→ **TASK INPUTS**
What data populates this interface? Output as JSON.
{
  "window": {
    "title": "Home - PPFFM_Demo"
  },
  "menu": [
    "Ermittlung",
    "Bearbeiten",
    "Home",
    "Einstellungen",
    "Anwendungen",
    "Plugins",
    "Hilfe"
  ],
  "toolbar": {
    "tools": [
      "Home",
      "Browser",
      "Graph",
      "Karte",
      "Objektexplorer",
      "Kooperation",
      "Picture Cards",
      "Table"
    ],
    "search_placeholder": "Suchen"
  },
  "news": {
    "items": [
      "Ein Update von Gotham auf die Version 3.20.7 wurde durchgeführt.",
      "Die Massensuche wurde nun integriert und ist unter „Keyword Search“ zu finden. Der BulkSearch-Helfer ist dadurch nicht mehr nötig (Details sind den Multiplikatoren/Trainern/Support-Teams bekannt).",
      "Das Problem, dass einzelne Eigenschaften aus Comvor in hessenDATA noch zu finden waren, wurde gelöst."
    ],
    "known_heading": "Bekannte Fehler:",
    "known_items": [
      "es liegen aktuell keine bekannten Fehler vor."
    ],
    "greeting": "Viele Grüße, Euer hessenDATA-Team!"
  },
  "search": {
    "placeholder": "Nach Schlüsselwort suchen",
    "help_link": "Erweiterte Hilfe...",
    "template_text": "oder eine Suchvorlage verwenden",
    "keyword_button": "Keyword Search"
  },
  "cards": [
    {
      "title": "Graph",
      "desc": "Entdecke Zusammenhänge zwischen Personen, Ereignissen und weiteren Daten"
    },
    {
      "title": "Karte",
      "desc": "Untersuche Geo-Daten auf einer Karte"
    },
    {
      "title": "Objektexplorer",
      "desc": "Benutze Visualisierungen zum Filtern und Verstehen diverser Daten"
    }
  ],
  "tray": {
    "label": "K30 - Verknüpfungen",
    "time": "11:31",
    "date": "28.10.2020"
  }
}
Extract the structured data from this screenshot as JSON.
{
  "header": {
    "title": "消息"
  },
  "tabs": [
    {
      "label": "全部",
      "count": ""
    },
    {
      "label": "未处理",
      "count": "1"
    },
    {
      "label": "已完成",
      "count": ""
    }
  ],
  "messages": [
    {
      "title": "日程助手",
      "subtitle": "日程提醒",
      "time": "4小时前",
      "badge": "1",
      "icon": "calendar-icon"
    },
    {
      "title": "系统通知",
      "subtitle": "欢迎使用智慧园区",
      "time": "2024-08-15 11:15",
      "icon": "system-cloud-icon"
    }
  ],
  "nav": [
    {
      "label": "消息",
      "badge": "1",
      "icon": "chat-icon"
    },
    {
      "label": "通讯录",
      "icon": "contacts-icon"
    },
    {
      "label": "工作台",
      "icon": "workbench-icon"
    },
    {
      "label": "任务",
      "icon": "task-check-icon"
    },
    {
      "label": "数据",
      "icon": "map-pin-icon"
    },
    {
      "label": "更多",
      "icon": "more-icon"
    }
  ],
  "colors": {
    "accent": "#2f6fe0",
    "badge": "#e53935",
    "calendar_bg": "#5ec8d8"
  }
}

→ **WHAT THE EXERCISE ASKS**
Write out the full listing exactly as given.

→ **EXERCISE RESULT**
What data populates this interface? Output as JSON.
{
  "window": {
    "title": "Home - PPFFM_Demo"
  },
  "menu": [
    "Ermittlung",
    "Bearbeiten",
    "Home",
    "Einstellungen",
    "Anwendungen",
    "Plugins",
    "Hilfe"
  ],
  "toolbar": {
    "tools": [
      "Home",
      "Browser",
      "Graph",
      "Karte",
      "Objektexplorer",
      "Kooperation",
      "Picture Cards",
      "Table"
    ],
    "search_placeholder": "Suchen"
  },
  "news": {
    "items": [
      "Ein Update von Gotham auf die Version 3.20.7 wurde durchgeführt.",
      "Die Massensuche wurde nun integriert und ist unter „Keyword Search“ zu finden. Der BulkSearch-Helfer ist dadurch nicht mehr nötig (Details sind den Multiplikatoren/Trainern/Support-Teams bekannt).",
      "Das Problem, dass einzelne Eigenschaften aus Comvor in hessenDATA noch zu finden waren, wurde gelöst."
    ],
    "known_heading": "Bekannte Fehler:",
    "known_items": [
      "es liegen aktuell keine bekannten Fehler vor."
    ],
    "greeting": "Viele Grüße, Euer hessenDATA-Team!"
  },
  "search": {
    "placeholder": "Nach Schlüsselwort suchen",
    "help_link": "Erweiterte Hilfe...",
    "template_text": "oder eine Suchvorlage verwenden",
    "keyword_button": "Keyword Search"
  },
  "cards": [
    {
      "title": "Graph",
      "desc": "Entdecke Zusammenhänge zwischen Personen, Ereignissen und weiteren Daten"
    },
    {
      "title": "Karte",
      "desc": "Untersuche Geo-Daten auf einer Karte"
    },
    {
      "title": "Objektexplorer",
      "desc": "Benutze Visualisierungen zum Filtern und Verstehen diverser Daten"
    }
  ],
  "tray": {
    "label": "K30 - Verknüpfungen",
    "time": "11:31",
    "date": "28.10.2020"
  }
}
Extract the structured data from this screenshot as JSON.
{
  "header": {
    "title": "消息"
  },
  "tabs": [
    {
      "label": "全部",
      "count": ""
    },
    {
      "label": "未处理",
      "count": "1"
    },
    {
      "label": "已完成",
      "count": ""
    }
  ],
  "messages": [
    {
      "title": "日程助手",
      "subtitle": "日程提醒",
      "time": "4小时前",
      "badge": "1",
      "icon": "calendar-icon"
    },
    {
      "title": "系统通知",
      "subtitle": "欢迎使用智慧园区",
      "time": "2024-08-15 11:15",
      "icon": "system-cloud-icon"
    }
  ],
  "nav": [
    {
      "label": "消息",
      "badge": "1",
      "icon": "chat-icon"
    },
    {
      "label": "通讯录",
      "icon": "contacts-icon"
    },
    {
      "label": "工作台",
      "icon": "workbench-icon"
    },
    {
      "label": "任务",
      "icon": "task-check-icon"
    },
    {
      "label": "数据",
      "icon": "map-pin-icon"
    },
    {
      "label": "更多",
      "icon": "more-icon"
    }
  ],
  "colors": {
    "accent": "#2f6fe0",
    "badge": "#e53935",
    "calendar_bg": "#5ec8d8"
  }
}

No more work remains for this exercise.